Data excerpts
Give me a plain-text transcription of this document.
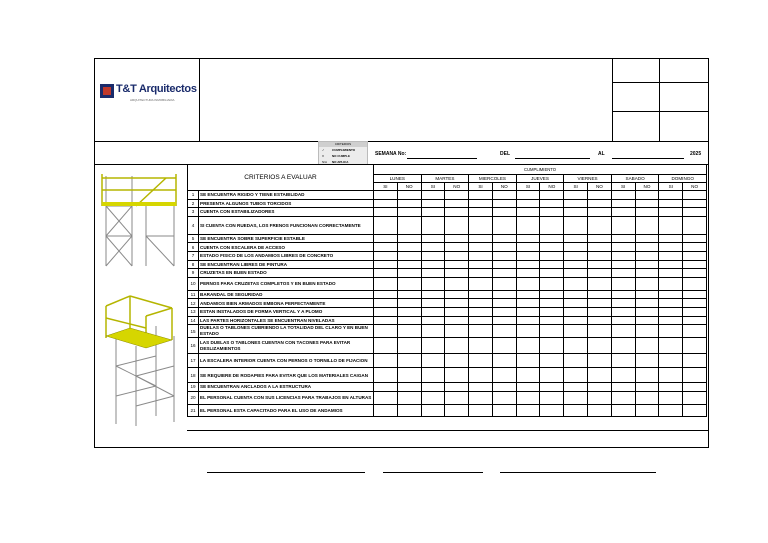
T&T Arquitectos
ARQUITECTURA INMOBILIARIA
CRITERIOS
✓ CUMPLIMIENTO
X	NO CUMPLE
N/A NO APLICA
SEMANA No:	DEL	AL	2025
CRITERIOS A EVALUAR		CUMPLIMIENTO													
		LUNES		MARTES		MIERCOLES		JUEVES		VIERNES		SABADO		DOMINGO	
		SI	NO	SI	NO	SI	NO	SI	NO	SI	NO	SI	NO	SI	NO
1	SE ENCUENTRA RIGIDO Y TIENE ESTABILIDAD														
2	PRESENTA ALGUNOS TUBOS TORCIDOS														
3	CUENTA CON ESTABILIZADORES														
4	SI CUENTA CON RUEDAS, LOS FRENOS FUNCIONAN CORRECTAMENTE														
5	SE ENCUENTRA SOBRE SUPERFICIE ESTABLE														
6	CUENTA CON ESCALERA DE ACCESO														
7	ESTADO FISICO DE LOS ANDAMIOS LIBRES DE CONCRETO														
8	SE ENCUENTRAN LIBRES DE PINTURA														
9	CRUZETAS EN BUEN ESTADO														
10	PERNOS PARA CRUZETAS COMPLETOS Y EN BUEN ESTADO														
11	BARANDAL DE SEGURIDAD														
12	ANDAMIOS BIEN ARMADOS EMBONA PERFECTAMENTE														
13	ESTAN INSTALADOS DE FORMA VERTICAL Y A PLOMO														
14	LAS PARTES HORIZONTALES SE ENCUENTRAN NIVELADAS														
15	DUELAS O TABLONES CUBRIENDO LA TOTALIDAD DEL CLARO Y EN BUEN ESTADO														
16	LAS DUELAS O TABLONES CUENTAN CON TACONES PARA EVITAR DESLIZAMIENTOS														
17	LA ESCALERA INTERIOR CUENTA CON PERNOS O TORNILLO DE FIJACION														
18	SE REQUIERE DE RODAPIES PARA EVITAR QUE LOS MATERIALES CAIGAN														
19	SE ENCUENTRAN ANCLADOS A LA ESTRUCTURA														
20	EL PERSONAL CUENTA CON SUS LICENCIAS PARA TRABAJOS EN ALTURAS														
21	EL PERSONAL ESTA CAPACITADO PARA EL USO DE ANDAMIOS														
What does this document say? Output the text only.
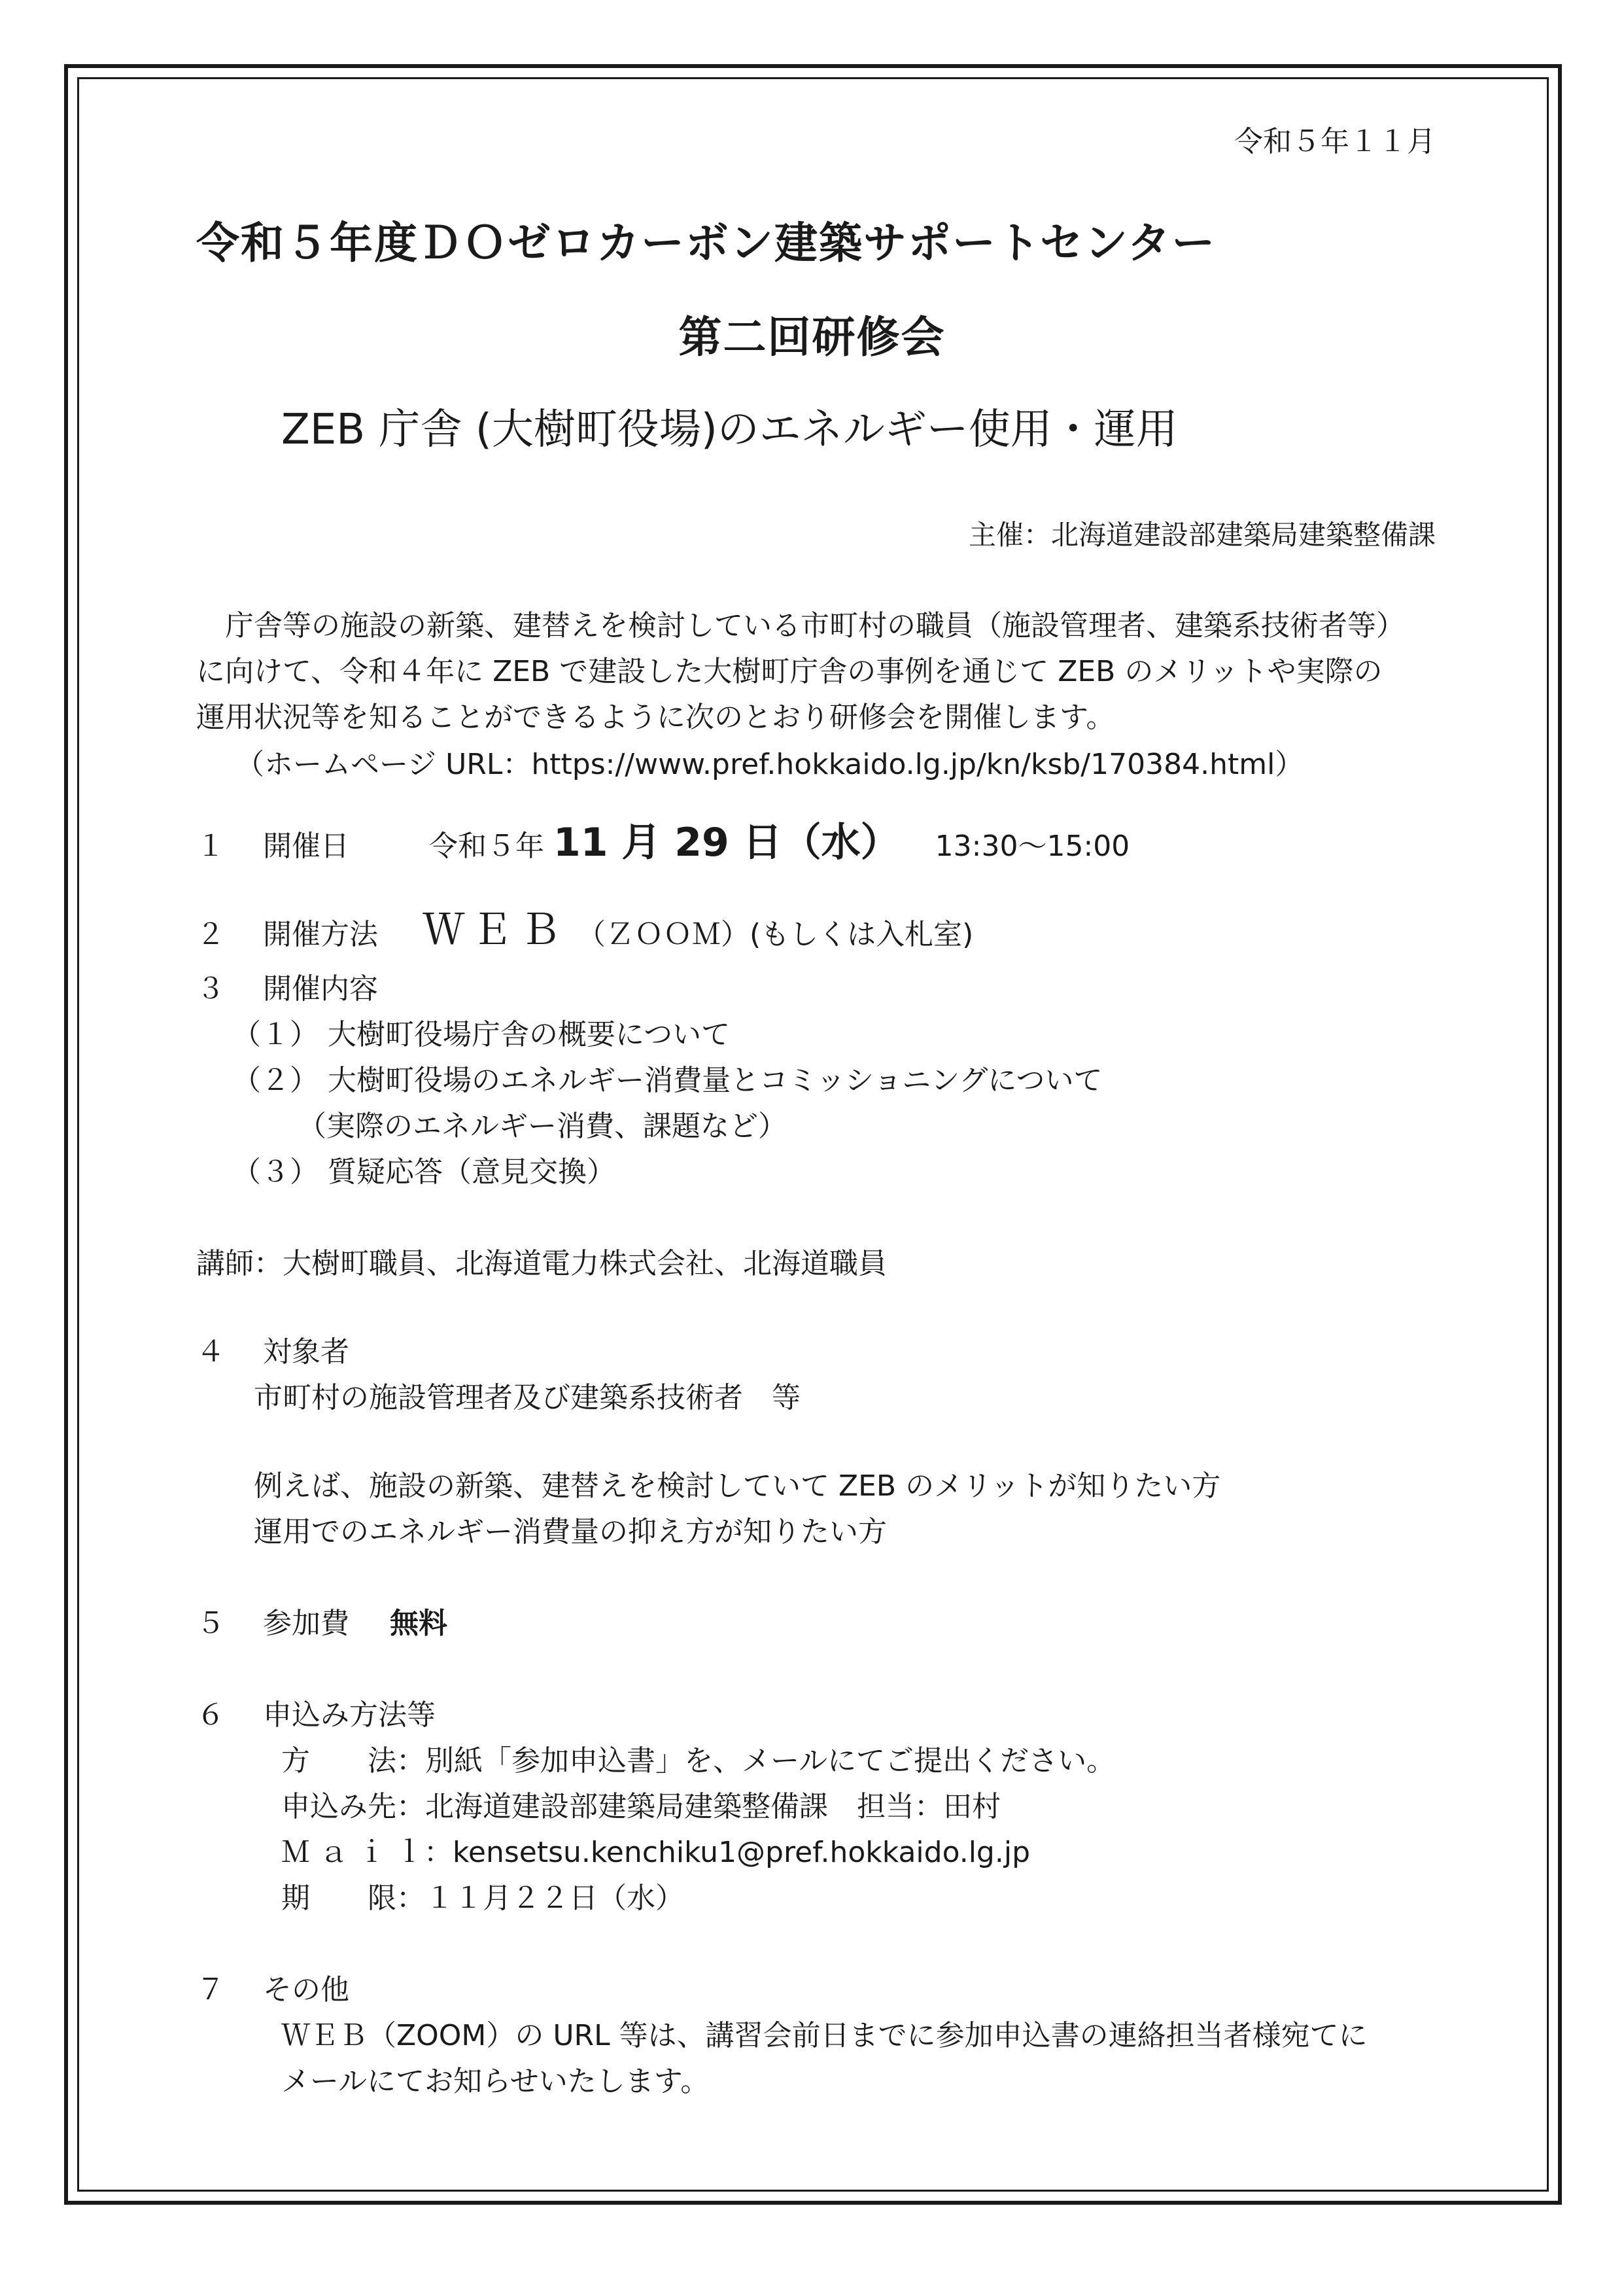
令和５年１１月
令和５年度ＤＯゼロカーボン建築サポートセンター
第二回研修会
ZEB 庁舎 (大樹町役場)のエネルギー使用・運用
主催：北海道建設部建築局建築整備課
　庁舎等の施設の新築、建替えを検討している市町村の職員（施設管理者、建築系技術者等）
に向けて、令和４年に ZEB で建設した大樹町庁舎の事例を通じて ZEB のメリットや実際の
運用状況等を知ることができるように次のとおり研修会を開催します。
（ホームページ URL：https://www.pref.hokkaido.lg.jp/kn/ksb/170384.html）
１ 開催日	令和５年 11 月 29 日（水） 13:30～15:00
２ 開催方法 ＷＥＢ （ＺＯＯＭ）(もしくは入札室)
３ 開催内容
（１） 大樹町役場庁舎の概要について
（２） 大樹町役場のエネルギー消費量とコミッショニングについて
（実際のエネルギー消費、課題など）
（３） 質疑応答（意見交換）
講師：大樹町職員、北海道電力株式会社、北海道職員
４ 対象者
市町村の施設管理者及び建築系技術者　等
例えば、施設の新築、建替えを検討していて ZEB のメリットが知りたい方
運用でのエネルギー消費量の抑え方が知りたい方
５ 参加費 無料
６ 申込み方法等
方　　法：別紙「参加申込書」を、メールにてご提出ください。
申込み先：北海道建設部建築局建築整備課　担当：田村
Ｍ ａ ｉ ｌ：kensetsu.kenchiku1@pref.hokkaido.lg.jp
期　　限：１１月２２日（水）
７ その他
ＷＥＢ（ZOOM）の URL 等は、講習会前日までに参加申込書の連絡担当者様宛てに
メールにてお知らせいたします。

● Goal of the exercise
Show all lines from the listing above in which "LIBRES" appears.

● Final result
7	ESTADO FISICO DE LOS ANDAMIOS LIBRES DE CONCRETO														
8	SE ENCUENTRAN LIBRES DE PINTURA														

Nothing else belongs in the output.